Aim of the task
Look for "Muhamad" in each line of the entries, and return the matching lines.

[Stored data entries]
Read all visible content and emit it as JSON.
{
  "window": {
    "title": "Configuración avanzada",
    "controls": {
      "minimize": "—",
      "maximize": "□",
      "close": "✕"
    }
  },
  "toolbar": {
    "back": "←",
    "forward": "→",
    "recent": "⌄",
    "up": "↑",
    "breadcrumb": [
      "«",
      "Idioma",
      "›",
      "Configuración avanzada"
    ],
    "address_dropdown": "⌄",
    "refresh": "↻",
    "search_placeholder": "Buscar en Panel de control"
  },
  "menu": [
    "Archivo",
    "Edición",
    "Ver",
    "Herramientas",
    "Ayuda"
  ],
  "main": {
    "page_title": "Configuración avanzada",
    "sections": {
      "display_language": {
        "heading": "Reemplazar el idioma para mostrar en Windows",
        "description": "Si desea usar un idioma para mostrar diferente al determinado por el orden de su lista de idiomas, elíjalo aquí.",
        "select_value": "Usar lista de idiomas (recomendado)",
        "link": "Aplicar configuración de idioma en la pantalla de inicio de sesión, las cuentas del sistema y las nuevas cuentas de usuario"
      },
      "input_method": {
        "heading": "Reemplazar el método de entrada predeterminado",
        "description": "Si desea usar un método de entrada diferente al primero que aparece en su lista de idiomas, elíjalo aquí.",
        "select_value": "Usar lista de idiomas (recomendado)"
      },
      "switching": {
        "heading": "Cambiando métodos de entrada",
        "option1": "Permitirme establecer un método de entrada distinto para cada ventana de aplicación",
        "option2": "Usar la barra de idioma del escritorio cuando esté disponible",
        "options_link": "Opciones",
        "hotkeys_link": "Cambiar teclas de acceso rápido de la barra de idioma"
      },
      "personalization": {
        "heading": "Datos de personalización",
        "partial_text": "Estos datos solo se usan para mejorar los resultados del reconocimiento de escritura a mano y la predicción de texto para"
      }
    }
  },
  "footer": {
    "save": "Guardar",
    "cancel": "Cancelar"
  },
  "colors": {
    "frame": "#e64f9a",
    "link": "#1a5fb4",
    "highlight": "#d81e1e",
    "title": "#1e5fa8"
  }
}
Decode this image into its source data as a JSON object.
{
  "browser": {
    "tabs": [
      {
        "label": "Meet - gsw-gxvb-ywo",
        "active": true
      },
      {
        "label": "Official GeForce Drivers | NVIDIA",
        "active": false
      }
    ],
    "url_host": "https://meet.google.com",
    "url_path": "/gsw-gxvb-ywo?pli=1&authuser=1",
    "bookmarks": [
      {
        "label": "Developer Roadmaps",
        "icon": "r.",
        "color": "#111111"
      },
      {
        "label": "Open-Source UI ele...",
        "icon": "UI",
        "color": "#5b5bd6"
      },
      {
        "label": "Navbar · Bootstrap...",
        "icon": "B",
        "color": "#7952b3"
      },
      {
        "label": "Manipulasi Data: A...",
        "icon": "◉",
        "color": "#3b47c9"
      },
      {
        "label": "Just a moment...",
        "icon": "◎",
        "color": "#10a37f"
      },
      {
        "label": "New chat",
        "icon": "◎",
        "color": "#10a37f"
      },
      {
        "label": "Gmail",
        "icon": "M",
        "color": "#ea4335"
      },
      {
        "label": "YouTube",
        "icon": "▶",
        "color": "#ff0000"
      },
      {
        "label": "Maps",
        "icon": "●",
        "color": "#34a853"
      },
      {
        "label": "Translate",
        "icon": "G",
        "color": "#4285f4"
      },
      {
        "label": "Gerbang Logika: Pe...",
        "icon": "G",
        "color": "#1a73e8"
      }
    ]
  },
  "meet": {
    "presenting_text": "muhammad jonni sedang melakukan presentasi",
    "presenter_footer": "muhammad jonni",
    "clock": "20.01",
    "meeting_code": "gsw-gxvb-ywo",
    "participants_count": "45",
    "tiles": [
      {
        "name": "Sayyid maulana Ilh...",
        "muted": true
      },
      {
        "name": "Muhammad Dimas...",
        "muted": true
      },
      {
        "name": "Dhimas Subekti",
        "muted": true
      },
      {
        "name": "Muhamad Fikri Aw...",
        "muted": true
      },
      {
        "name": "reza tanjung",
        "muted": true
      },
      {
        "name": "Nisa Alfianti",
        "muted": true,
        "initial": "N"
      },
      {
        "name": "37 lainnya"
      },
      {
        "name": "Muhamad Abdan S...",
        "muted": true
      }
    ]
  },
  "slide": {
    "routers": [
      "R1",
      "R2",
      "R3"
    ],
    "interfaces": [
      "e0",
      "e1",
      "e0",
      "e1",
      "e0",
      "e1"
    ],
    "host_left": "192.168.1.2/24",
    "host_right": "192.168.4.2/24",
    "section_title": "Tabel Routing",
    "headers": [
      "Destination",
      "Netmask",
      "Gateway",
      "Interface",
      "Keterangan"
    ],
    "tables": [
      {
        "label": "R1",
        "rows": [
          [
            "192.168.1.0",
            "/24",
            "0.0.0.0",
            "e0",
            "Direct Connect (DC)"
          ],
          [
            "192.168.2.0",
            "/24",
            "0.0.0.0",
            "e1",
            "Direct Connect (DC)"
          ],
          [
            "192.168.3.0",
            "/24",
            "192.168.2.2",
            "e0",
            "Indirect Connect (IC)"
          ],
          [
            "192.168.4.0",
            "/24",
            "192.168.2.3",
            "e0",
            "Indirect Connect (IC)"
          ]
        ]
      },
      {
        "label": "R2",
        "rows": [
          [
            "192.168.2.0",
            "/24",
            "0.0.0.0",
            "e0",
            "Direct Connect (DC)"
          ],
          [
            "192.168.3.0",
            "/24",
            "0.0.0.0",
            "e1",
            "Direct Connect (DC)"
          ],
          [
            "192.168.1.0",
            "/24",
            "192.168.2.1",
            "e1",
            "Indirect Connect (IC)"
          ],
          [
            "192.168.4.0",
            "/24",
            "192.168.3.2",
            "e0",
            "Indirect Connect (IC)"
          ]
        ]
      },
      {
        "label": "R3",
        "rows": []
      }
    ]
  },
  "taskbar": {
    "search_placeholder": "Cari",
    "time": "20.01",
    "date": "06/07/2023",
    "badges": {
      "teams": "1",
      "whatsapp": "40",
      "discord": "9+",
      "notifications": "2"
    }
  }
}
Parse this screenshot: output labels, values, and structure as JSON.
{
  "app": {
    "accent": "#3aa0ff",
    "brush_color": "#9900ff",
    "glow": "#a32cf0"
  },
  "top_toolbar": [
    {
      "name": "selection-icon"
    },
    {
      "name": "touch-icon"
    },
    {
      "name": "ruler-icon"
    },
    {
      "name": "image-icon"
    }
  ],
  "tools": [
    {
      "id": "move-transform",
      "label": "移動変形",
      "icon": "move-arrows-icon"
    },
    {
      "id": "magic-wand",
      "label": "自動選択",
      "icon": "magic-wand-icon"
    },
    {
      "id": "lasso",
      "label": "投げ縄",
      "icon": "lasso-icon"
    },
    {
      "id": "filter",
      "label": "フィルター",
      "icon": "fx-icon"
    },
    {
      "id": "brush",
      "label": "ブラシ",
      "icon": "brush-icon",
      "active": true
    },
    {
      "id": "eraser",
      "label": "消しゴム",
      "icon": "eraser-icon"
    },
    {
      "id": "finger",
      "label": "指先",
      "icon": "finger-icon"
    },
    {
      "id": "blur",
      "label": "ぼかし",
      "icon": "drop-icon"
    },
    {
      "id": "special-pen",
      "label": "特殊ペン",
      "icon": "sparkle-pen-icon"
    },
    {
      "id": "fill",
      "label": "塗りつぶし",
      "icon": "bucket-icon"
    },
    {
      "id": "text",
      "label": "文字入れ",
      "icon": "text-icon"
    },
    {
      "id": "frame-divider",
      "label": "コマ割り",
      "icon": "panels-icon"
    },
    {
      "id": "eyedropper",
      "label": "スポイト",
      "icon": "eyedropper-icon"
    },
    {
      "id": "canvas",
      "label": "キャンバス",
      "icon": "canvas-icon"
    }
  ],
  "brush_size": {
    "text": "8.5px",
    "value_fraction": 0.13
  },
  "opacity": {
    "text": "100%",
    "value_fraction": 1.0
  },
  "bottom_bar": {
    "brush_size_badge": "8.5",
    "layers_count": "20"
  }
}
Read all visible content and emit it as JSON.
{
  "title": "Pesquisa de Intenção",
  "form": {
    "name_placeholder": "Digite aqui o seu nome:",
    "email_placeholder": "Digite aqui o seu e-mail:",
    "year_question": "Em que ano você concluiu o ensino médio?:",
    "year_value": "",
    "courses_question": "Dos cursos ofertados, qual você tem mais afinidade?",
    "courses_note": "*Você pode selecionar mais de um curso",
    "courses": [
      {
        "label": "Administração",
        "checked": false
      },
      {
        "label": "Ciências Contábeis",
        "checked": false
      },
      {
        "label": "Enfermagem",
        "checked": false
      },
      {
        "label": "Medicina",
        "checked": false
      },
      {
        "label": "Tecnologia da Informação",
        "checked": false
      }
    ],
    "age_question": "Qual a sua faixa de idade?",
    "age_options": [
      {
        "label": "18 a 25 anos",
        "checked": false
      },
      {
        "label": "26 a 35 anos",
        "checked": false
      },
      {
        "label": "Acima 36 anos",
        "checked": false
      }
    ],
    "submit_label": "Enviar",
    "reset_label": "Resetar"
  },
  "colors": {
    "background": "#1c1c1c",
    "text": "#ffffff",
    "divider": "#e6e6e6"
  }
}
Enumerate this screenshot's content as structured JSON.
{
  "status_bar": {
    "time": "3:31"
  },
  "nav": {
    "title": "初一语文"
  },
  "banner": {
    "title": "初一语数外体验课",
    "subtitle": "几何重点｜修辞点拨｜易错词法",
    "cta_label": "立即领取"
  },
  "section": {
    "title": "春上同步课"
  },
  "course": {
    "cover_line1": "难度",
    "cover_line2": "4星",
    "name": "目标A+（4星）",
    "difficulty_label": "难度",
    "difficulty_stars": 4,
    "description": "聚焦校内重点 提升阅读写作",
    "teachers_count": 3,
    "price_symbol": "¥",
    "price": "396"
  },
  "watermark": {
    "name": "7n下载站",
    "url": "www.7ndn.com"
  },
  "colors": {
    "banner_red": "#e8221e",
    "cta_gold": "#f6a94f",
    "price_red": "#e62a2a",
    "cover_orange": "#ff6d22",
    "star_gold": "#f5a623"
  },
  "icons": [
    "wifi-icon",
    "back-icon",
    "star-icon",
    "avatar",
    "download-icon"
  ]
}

Answer to the task
        "name": "Muhamad Fikri Aw...",
        "name": "Muhamad Abdan S...",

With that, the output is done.